▶ _GOAL OF THE EXERCISE_
In the entries below, find the lines with the word "Results" and copy them.

(Lines of data)
****************

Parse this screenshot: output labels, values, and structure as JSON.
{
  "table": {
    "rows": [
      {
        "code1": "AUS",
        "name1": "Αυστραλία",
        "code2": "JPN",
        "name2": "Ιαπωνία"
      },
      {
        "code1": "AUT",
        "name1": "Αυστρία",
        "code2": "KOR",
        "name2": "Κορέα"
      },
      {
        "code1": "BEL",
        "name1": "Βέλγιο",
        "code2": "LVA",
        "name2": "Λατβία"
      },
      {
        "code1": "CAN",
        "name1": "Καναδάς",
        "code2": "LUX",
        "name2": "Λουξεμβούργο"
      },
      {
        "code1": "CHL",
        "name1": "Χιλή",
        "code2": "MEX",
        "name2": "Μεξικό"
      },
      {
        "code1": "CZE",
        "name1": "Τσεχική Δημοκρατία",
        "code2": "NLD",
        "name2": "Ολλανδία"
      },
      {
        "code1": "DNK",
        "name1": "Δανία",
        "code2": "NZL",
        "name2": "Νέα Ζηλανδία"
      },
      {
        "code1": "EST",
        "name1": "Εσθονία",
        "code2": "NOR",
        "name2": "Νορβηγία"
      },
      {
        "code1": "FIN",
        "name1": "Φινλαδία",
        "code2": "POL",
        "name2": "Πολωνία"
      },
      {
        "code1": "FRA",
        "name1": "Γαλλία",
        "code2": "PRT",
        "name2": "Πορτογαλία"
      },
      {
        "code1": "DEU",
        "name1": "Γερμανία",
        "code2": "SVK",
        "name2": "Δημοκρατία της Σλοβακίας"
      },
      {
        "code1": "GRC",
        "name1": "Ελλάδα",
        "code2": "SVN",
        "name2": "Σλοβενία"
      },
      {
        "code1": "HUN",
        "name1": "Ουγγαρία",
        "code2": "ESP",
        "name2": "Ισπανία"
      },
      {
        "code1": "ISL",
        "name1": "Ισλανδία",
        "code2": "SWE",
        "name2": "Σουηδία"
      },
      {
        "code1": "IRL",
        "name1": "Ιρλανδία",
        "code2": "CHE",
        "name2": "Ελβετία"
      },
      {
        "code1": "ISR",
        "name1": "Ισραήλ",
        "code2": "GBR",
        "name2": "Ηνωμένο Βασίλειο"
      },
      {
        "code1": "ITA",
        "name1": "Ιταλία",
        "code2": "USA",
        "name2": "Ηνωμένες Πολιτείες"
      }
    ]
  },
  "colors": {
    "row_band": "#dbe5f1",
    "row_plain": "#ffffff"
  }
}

****************

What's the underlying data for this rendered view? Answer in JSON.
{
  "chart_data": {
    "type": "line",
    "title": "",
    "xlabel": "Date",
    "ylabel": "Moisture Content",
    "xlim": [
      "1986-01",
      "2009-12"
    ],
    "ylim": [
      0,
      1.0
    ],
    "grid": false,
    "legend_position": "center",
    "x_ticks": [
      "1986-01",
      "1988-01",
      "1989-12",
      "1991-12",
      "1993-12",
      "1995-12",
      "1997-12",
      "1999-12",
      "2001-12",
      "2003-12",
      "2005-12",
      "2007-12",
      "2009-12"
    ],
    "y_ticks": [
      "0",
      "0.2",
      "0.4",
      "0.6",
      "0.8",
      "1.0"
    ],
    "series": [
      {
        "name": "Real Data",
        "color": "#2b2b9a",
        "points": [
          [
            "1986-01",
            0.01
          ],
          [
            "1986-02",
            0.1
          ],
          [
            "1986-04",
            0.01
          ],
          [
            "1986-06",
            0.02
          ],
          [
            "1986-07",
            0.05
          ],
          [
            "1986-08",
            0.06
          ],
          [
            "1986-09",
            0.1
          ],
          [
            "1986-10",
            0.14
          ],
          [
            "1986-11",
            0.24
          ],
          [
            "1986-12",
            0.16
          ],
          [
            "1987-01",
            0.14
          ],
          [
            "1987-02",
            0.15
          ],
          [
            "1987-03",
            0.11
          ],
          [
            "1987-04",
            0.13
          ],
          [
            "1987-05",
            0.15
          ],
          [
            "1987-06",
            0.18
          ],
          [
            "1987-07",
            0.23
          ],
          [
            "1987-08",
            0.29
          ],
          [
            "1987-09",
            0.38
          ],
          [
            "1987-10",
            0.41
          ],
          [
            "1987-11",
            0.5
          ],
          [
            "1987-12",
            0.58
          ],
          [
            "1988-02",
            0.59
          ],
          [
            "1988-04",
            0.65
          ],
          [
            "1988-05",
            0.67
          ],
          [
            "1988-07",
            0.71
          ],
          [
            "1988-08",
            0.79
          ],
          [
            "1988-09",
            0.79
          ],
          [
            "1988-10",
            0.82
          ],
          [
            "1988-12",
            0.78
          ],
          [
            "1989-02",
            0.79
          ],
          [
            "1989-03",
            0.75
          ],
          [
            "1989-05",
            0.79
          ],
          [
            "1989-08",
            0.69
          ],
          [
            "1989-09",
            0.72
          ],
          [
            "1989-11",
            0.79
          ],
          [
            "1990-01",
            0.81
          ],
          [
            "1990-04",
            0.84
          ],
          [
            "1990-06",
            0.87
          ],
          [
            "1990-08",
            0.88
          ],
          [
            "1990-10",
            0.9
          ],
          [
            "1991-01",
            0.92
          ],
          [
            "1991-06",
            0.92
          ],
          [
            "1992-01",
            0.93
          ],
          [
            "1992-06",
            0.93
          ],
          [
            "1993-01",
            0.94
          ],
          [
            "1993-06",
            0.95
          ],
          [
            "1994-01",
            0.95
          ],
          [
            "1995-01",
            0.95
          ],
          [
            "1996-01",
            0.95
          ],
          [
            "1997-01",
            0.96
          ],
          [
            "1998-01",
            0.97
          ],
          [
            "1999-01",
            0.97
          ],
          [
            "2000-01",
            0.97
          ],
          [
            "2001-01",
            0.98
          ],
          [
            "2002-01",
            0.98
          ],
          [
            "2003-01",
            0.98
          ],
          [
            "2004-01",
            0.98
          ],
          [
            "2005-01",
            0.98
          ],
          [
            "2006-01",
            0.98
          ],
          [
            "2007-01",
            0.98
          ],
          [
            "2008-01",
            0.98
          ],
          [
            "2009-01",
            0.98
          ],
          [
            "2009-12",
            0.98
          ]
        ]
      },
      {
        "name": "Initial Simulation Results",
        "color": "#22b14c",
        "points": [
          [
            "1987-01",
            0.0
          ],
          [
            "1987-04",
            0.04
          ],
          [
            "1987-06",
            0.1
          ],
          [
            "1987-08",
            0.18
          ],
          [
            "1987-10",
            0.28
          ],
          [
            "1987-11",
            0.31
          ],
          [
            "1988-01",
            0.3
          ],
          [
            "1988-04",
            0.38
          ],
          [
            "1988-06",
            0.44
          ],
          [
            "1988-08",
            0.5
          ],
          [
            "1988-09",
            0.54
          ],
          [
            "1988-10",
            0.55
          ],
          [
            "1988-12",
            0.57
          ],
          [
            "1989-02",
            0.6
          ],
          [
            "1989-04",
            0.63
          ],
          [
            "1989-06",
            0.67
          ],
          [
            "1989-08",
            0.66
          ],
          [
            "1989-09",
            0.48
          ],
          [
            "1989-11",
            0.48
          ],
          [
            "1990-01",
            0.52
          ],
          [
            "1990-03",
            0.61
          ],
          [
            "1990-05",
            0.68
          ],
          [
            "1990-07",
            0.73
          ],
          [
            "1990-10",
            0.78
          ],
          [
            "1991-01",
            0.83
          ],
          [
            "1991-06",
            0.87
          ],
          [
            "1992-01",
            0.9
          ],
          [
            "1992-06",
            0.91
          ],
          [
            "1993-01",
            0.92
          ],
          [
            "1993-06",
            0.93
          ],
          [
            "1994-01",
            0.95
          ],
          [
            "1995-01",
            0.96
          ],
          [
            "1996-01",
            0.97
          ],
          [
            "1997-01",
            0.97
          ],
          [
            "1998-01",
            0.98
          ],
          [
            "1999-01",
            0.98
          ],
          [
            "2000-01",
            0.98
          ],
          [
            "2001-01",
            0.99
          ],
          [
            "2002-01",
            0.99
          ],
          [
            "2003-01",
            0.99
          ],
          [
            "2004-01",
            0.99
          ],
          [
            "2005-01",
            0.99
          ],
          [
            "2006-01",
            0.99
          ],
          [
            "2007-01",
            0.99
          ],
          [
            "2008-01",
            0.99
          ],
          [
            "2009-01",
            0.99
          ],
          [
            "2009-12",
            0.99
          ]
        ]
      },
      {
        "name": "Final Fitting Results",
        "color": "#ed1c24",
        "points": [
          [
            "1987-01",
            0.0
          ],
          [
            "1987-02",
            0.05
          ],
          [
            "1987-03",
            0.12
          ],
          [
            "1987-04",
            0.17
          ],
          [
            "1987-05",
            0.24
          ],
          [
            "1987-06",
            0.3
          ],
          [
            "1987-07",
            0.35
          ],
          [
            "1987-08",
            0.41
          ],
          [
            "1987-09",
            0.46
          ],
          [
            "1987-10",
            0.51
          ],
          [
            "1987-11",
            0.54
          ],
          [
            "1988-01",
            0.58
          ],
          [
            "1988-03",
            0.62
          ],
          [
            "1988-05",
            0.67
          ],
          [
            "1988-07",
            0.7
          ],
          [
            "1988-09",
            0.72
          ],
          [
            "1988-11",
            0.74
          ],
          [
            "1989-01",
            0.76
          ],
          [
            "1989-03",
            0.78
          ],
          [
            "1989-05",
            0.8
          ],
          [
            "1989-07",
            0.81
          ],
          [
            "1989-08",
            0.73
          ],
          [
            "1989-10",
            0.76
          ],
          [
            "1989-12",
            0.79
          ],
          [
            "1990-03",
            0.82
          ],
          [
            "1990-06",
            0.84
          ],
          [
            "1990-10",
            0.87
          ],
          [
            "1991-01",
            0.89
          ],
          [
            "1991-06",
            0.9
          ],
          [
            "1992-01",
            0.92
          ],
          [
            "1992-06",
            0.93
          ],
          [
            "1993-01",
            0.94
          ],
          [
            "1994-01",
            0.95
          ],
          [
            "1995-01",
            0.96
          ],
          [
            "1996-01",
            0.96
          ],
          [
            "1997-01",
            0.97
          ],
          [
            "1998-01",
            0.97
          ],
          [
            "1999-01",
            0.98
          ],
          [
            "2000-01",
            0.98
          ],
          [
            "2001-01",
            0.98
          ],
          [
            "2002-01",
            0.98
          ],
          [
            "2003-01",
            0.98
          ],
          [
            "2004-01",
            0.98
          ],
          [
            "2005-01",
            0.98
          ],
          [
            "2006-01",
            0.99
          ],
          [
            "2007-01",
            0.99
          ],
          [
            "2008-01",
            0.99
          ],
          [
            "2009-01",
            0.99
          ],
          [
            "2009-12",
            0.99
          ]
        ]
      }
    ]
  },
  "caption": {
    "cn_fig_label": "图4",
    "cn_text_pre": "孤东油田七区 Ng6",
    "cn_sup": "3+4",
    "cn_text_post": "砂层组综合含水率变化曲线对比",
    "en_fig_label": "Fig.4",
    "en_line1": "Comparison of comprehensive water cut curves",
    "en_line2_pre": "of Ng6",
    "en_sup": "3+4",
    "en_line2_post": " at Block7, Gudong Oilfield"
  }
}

****************

▶ _SOLUTION_
        "name": "Initial Simulation Results",
        "name": "Final Fitting Results",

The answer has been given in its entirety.